[Data extracted from a collection]
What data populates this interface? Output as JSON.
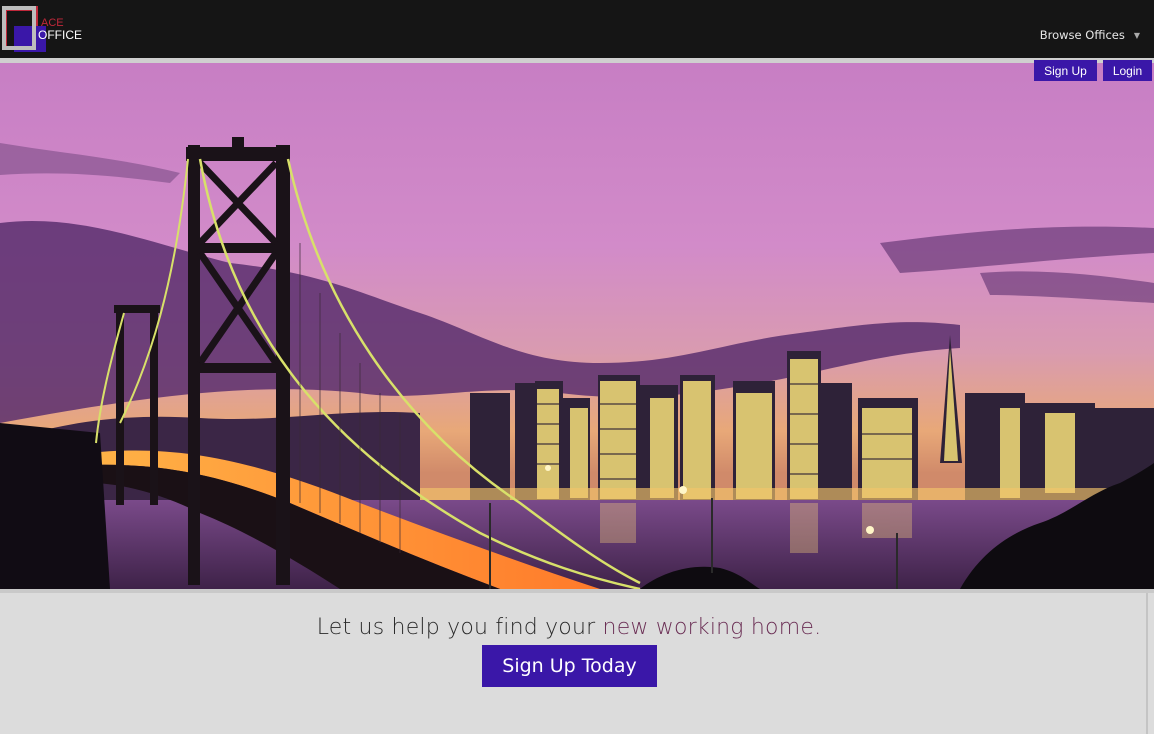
{
  "brand": {
    "name_line1": "ACE",
    "name_line2": "OFFICE",
    "colors": {
      "red": "#c0283a",
      "purple": "#3a17a8",
      "gray": "#bdbdbd"
    }
  },
  "nav": {
    "browse_label": "Browse Offices",
    "signup_label": "Sign Up",
    "login_label": "Login"
  },
  "hero": {
    "description": "Bay Bridge and city skyline at dusk"
  },
  "cta": {
    "tagline_start": "Let us help you find your ",
    "tagline_highlight": "new working home.",
    "button_label": "Sign Up Today"
  },
  "colors": {
    "accent": "#3a17a8",
    "topbar": "#151515",
    "highlight_text": "#6b2f55"
  }
}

### Problem statement:
Without the pictures, return all the records precisely as they stand.

### Written solution:
What data populates this interface? Output as JSON.
{
  "brand": {
    "name_line1": "ACE",
    "name_line2": "OFFICE",
    "colors": {
      "red": "#c0283a",
      "purple": "#3a17a8",
      "gray": "#bdbdbd"
    }
  },
  "nav": {
    "browse_label": "Browse Offices",
    "signup_label": "Sign Up",
    "login_label": "Login"
  },
  "hero": {
    "description": "Bay Bridge and city skyline at dusk"
  },
  "cta": {
    "tagline_start": "Let us help you find your ",
    "tagline_highlight": "new working home.",
    "button_label": "Sign Up Today"
  },
  "colors": {
    "accent": "#3a17a8",
    "topbar": "#151515",
    "highlight_text": "#6b2f55"
  }
}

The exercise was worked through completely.